THE EXERCISE »
Copy down every line where the string "BAKIRKÖY" shows up.

(Records from a collection)
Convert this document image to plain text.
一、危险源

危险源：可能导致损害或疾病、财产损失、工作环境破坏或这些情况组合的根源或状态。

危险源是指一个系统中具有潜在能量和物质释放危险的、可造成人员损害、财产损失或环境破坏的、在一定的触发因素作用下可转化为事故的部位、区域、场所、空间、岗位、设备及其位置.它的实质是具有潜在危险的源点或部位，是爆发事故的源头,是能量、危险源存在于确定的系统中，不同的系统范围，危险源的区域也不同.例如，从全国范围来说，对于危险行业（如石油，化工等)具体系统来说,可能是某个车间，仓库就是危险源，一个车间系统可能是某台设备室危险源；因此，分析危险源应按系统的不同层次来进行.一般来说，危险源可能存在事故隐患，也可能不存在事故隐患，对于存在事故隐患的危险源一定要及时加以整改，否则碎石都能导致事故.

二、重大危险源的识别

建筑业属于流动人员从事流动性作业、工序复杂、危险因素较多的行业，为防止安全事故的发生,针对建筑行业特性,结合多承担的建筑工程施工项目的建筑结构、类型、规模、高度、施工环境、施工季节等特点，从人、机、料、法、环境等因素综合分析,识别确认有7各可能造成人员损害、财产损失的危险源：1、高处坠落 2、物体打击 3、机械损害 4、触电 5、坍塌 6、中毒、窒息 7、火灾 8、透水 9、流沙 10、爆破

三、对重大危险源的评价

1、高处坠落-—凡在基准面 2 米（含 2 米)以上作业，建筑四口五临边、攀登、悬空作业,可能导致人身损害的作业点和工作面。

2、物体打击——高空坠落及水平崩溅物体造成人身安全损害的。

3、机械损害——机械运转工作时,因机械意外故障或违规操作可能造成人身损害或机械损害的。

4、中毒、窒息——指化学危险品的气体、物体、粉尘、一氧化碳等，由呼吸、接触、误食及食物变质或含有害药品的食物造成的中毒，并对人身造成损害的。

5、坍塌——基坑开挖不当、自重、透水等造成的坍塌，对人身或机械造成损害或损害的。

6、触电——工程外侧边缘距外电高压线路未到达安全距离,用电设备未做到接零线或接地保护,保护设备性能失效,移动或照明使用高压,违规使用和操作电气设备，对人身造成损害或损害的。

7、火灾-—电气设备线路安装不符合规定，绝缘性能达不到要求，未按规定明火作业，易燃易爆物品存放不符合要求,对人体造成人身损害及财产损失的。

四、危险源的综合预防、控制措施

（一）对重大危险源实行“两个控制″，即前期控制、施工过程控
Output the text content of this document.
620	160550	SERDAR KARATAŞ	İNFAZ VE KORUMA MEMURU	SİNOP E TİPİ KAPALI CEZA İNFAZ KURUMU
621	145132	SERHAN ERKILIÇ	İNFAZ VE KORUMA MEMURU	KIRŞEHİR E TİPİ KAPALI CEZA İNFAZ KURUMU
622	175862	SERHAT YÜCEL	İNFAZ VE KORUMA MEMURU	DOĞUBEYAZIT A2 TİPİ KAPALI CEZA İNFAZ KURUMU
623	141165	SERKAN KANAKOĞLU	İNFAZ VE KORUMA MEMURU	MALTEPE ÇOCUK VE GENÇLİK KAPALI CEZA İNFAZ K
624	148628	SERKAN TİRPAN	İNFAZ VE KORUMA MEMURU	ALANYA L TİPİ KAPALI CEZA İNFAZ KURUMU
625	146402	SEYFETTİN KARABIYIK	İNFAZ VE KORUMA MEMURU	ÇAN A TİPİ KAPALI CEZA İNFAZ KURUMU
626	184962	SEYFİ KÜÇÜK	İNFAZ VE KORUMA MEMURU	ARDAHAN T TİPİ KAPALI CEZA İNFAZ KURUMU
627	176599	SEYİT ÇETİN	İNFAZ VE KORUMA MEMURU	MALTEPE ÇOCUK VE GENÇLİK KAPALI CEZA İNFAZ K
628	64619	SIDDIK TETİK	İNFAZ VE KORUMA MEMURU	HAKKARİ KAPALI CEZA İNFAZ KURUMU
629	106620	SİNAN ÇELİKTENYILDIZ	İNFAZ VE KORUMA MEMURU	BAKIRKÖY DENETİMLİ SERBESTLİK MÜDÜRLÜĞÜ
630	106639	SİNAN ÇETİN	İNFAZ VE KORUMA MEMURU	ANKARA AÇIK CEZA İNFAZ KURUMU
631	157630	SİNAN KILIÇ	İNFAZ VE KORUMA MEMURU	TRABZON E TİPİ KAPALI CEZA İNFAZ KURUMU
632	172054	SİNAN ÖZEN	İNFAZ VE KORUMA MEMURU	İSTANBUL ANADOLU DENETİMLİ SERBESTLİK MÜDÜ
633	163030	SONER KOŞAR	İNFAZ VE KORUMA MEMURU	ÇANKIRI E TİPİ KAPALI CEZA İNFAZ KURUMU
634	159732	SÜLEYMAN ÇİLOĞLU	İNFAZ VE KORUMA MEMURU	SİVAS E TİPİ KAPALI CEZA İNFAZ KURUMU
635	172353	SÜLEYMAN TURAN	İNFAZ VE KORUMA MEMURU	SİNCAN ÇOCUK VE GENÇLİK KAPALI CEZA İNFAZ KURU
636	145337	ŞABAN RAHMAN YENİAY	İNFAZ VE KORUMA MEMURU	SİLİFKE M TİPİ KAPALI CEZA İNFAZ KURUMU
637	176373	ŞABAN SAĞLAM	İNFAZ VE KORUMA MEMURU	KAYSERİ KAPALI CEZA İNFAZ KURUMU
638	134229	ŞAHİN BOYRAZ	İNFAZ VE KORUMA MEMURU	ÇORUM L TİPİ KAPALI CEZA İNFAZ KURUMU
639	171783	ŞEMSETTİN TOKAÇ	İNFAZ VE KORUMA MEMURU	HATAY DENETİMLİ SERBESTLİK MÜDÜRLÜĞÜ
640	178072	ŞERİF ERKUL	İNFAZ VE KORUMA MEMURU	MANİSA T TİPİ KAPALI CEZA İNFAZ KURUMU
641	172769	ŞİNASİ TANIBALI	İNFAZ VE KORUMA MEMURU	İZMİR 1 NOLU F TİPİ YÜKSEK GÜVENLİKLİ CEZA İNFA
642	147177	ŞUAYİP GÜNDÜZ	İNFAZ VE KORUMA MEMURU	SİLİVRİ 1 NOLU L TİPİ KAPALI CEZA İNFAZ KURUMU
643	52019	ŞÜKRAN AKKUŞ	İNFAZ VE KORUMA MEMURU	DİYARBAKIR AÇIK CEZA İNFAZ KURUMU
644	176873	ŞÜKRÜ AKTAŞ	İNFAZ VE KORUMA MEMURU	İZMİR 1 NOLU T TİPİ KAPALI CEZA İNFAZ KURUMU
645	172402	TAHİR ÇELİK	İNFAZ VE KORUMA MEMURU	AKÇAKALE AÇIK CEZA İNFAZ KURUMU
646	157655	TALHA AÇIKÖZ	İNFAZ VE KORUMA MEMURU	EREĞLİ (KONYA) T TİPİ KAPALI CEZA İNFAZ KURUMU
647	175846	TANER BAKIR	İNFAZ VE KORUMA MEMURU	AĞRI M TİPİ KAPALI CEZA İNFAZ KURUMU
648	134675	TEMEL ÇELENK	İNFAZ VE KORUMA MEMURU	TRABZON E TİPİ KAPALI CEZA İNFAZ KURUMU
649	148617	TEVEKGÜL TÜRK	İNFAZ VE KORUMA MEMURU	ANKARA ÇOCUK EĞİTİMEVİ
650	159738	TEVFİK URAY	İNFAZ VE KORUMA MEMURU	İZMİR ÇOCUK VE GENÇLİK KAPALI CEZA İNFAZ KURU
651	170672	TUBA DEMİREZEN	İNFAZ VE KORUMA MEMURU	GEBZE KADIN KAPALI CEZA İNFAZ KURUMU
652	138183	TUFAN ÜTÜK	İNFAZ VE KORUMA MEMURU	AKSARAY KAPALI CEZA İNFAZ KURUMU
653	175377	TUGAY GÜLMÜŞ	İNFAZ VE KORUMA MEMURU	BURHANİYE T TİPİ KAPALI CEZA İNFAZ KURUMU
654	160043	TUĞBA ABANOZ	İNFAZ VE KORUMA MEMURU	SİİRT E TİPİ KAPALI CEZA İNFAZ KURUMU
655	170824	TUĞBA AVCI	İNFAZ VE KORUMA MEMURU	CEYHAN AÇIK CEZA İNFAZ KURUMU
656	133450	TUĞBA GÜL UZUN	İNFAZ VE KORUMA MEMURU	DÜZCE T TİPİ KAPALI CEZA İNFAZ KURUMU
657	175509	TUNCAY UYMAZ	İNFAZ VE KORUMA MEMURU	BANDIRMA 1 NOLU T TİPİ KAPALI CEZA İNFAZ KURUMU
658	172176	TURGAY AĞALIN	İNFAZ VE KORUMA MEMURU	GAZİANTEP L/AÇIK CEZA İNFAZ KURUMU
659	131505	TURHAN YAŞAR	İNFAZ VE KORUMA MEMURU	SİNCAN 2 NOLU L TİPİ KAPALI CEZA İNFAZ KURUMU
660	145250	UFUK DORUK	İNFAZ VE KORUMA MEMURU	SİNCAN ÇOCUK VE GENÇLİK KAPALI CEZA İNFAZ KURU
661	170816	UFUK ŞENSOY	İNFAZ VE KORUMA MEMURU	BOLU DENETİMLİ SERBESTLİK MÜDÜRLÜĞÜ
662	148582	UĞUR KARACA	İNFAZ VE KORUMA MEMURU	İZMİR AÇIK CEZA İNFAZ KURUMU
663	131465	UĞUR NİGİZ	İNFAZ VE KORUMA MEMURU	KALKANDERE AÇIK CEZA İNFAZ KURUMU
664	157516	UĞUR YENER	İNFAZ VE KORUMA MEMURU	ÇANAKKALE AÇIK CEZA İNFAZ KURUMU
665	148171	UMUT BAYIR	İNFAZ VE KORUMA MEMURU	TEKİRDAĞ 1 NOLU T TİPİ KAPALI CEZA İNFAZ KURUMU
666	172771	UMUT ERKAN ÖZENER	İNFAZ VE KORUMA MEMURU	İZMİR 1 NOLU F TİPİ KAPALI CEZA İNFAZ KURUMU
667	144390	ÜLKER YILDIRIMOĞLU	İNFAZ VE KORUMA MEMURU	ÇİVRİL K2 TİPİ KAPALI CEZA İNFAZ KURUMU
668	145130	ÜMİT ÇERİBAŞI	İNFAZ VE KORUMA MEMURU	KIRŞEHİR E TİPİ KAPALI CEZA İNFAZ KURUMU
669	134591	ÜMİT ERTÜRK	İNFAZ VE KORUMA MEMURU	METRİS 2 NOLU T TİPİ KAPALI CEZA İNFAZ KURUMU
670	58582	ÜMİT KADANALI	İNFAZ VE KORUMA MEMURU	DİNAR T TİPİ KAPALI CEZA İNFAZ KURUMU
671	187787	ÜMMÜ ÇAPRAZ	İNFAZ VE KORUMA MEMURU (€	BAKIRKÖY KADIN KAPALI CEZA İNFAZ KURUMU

FULL OUTPUT »
629	106620	SİNAN ÇELİKTENYILDIZ	İNFAZ VE KORUMA MEMURU	BAKIRKÖY DENETİMLİ SERBESTLİK MÜDÜRLÜĞÜ
671	187787	ÜMMÜ ÇAPRAZ	İNFAZ VE KORUMA MEMURU (€	BAKIRKÖY KADIN KAPALI CEZA İNFAZ KURUMU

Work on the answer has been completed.